-------- Data to process

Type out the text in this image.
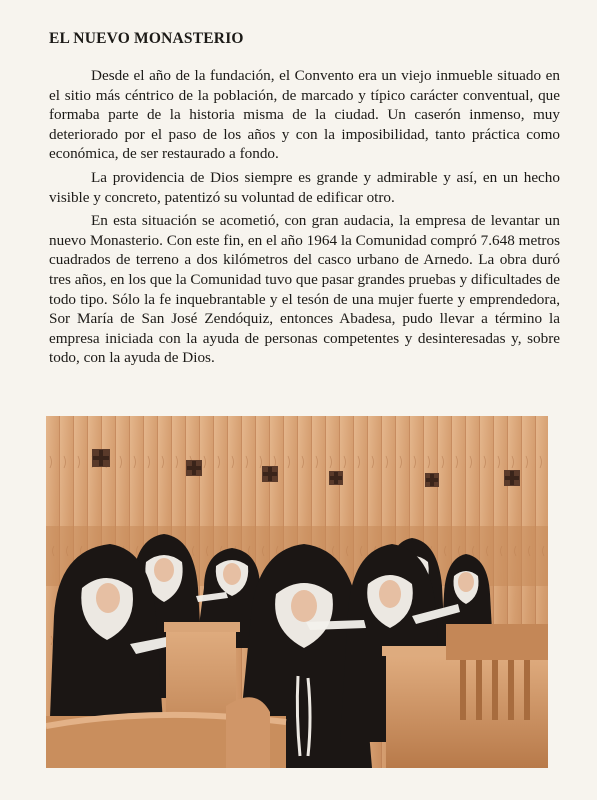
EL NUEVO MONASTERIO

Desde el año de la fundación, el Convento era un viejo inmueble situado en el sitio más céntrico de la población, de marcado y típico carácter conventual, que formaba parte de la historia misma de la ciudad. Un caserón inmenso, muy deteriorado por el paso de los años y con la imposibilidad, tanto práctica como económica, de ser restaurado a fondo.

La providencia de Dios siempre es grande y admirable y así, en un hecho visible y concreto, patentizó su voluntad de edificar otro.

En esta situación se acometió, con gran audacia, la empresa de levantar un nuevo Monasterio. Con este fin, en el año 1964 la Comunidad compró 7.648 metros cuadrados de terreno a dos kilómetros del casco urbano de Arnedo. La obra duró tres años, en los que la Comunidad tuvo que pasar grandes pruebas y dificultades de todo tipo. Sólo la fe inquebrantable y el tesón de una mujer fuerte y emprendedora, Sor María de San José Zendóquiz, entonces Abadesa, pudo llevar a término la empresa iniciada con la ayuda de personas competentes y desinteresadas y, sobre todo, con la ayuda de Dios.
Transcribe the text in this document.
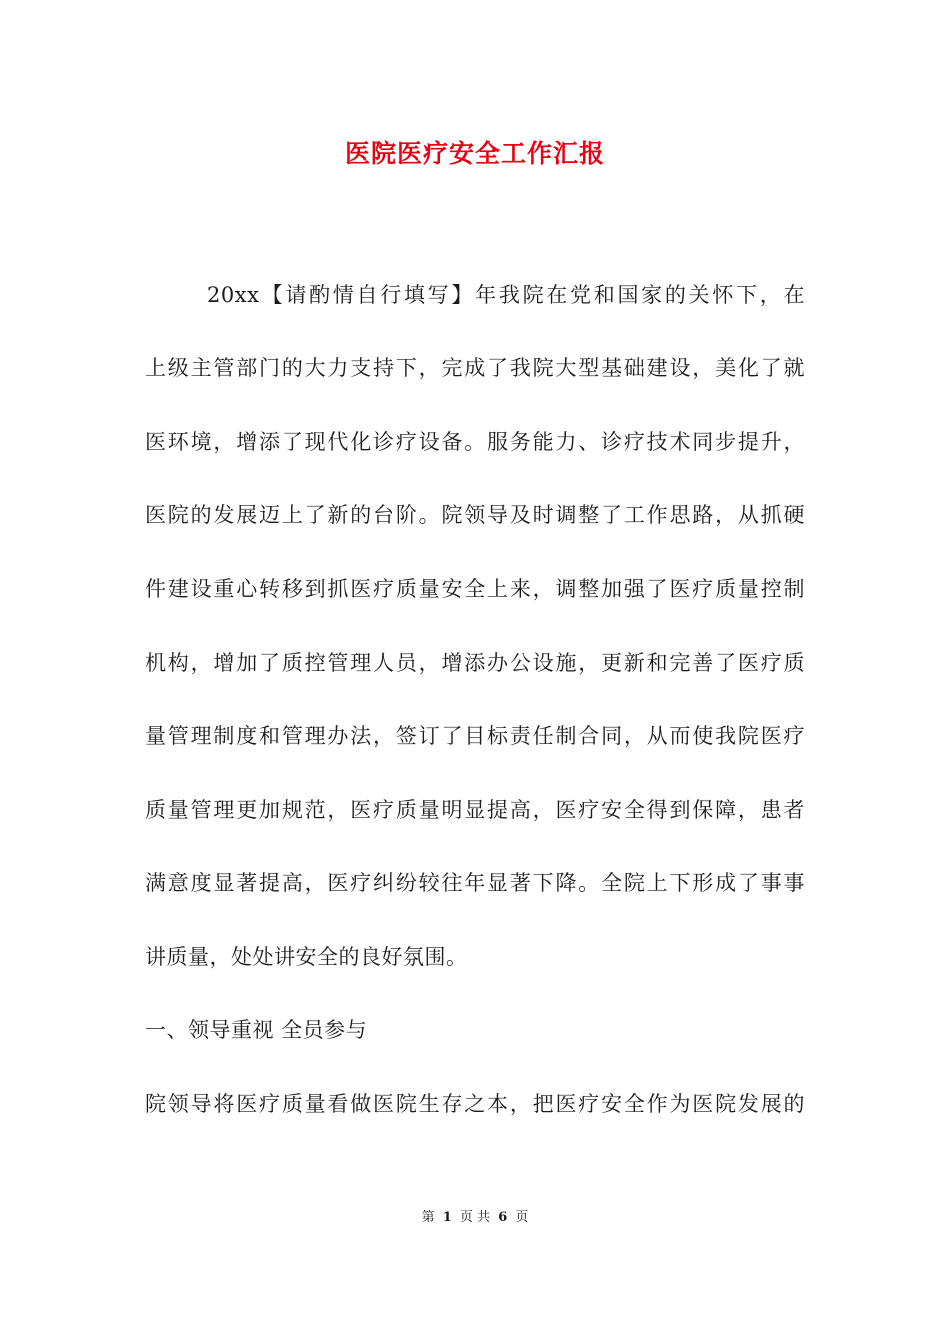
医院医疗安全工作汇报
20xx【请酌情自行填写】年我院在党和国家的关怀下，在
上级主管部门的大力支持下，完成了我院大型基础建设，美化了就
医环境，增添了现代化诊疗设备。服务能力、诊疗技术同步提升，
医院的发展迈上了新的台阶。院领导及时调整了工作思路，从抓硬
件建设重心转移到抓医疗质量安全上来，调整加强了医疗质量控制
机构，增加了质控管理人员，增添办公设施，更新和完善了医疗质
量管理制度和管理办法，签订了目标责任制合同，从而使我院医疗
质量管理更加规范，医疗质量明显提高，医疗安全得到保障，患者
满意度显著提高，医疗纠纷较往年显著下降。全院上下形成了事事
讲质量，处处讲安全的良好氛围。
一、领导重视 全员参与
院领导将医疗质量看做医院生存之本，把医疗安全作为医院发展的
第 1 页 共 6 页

----------------
-------- Data to process

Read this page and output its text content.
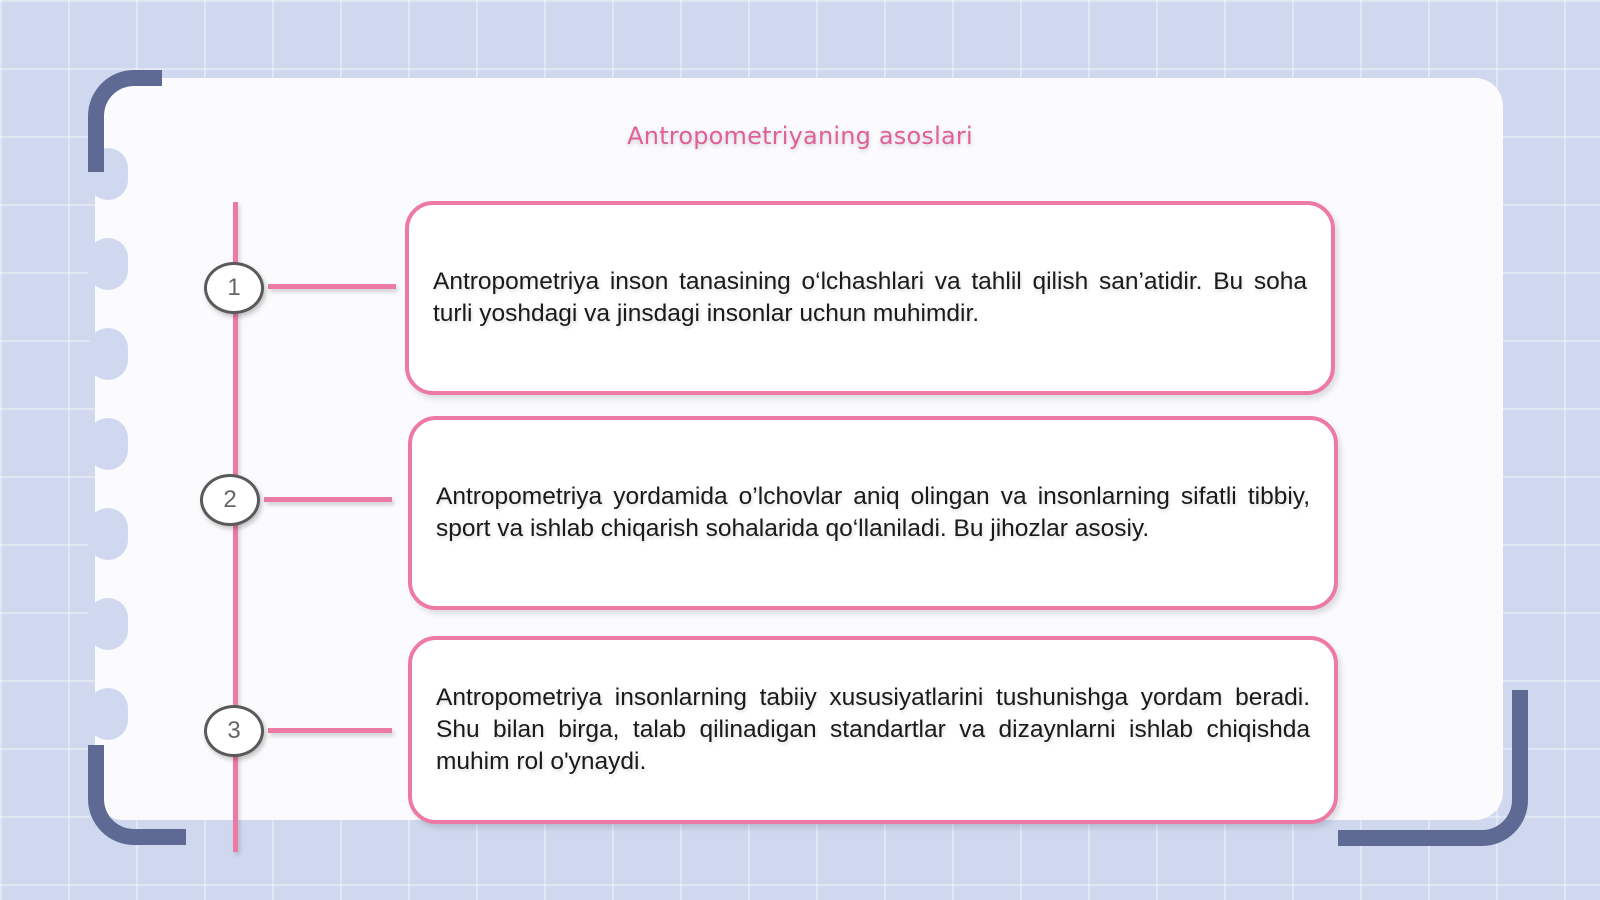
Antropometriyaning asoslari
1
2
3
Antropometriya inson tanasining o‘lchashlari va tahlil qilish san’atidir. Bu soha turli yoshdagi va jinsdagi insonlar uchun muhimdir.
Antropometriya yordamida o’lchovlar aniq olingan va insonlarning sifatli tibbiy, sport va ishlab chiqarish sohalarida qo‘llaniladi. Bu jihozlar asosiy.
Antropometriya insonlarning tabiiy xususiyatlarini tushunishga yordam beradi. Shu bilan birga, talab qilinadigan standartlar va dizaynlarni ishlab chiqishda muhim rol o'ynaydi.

----------------
-------- Data to process

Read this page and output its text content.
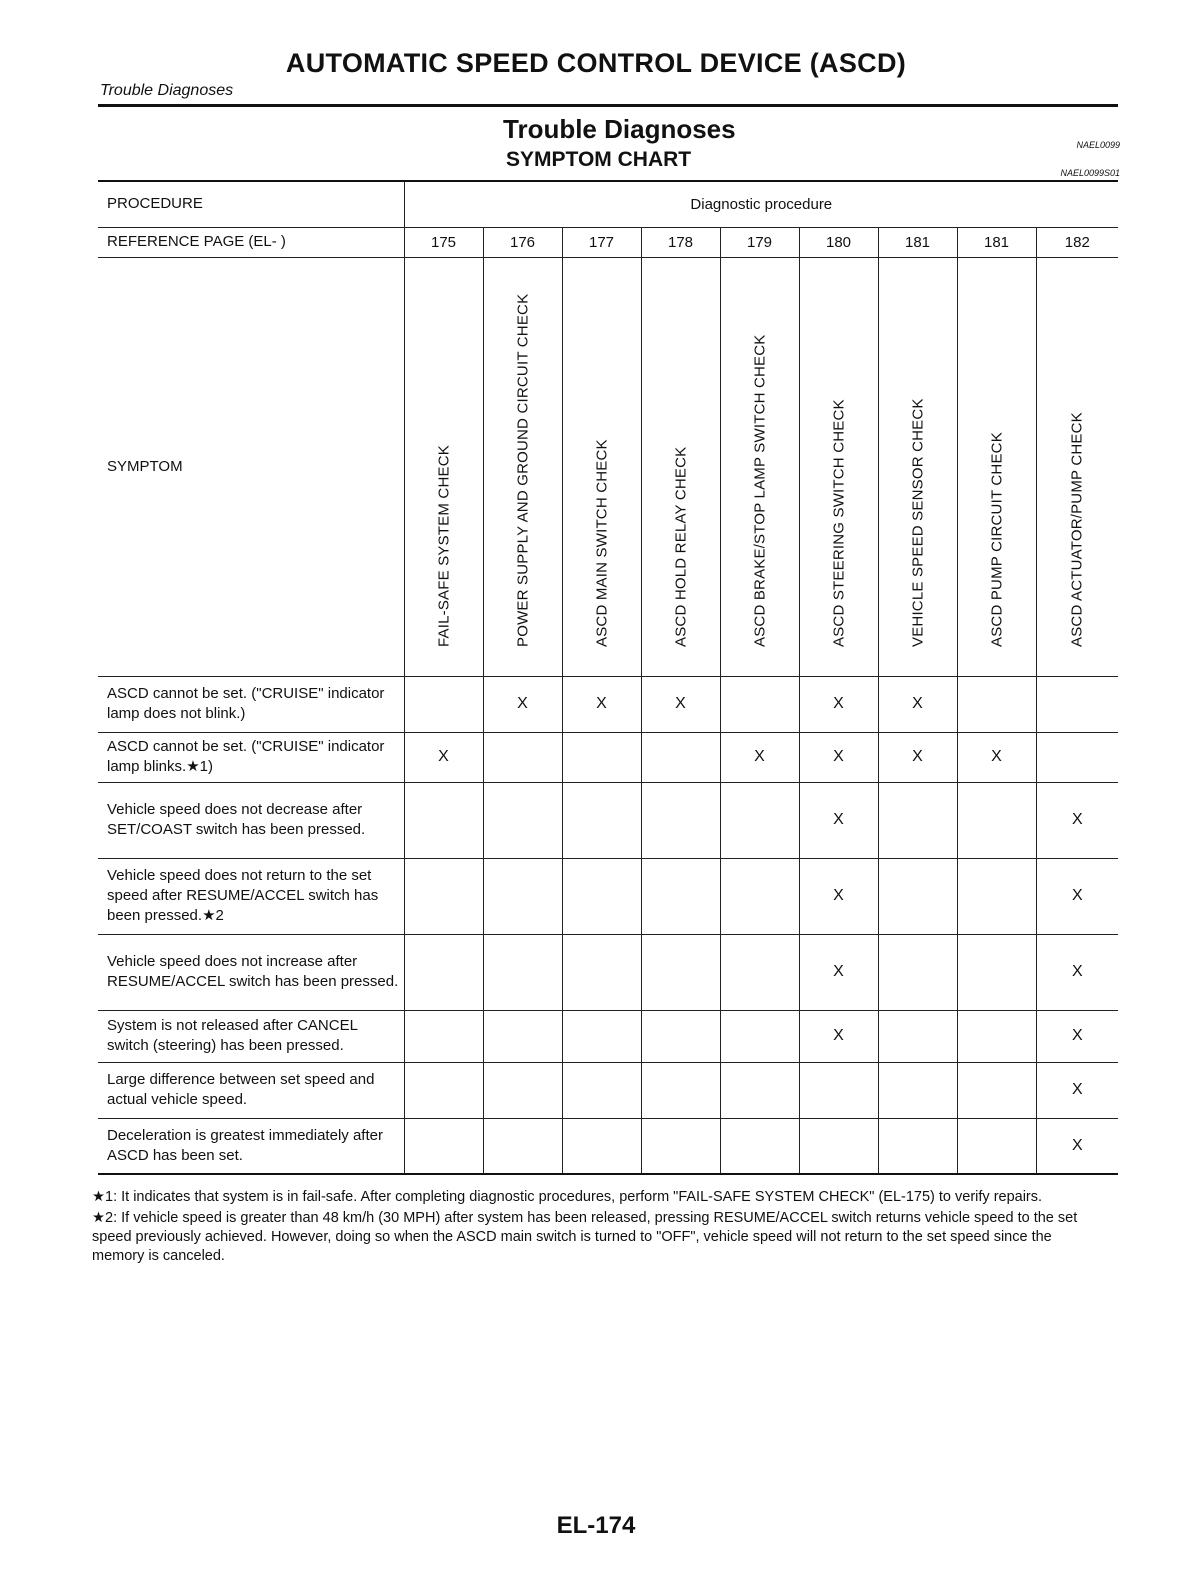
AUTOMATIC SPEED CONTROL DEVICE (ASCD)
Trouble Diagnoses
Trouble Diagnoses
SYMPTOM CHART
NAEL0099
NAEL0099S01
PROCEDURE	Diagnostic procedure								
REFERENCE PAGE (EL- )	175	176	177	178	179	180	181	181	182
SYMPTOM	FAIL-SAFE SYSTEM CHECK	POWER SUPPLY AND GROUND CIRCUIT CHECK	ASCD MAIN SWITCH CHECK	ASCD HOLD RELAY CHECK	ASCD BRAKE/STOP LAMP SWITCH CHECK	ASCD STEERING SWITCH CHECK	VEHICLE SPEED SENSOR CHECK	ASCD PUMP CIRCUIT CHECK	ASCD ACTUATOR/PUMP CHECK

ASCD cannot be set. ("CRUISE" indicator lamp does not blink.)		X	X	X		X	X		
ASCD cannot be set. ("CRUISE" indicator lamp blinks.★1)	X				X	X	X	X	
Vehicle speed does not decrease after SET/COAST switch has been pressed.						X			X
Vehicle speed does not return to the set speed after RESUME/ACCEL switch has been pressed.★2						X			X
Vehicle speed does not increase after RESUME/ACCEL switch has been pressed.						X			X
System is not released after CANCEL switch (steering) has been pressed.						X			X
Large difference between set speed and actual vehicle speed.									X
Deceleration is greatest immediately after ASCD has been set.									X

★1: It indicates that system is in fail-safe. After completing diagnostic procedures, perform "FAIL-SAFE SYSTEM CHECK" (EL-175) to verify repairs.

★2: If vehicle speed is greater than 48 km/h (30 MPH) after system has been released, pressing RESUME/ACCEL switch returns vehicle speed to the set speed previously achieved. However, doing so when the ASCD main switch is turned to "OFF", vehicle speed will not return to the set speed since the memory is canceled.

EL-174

----------------

Requirement >>
Find each line with the string "does" and copy it out.

Written solution >>
ASCD cannot be set. ("CRUISE" indicator lamp does not blink.)		X	X	X		X	X		
Vehicle speed does not decrease after SET/COAST switch has been pressed.						X			X
Vehicle speed does not return to the set speed after RESUME/ACCEL switch has been pressed.★2						X			X
Vehicle speed does not increase after RESUME/ACCEL switch has been pressed.						X			X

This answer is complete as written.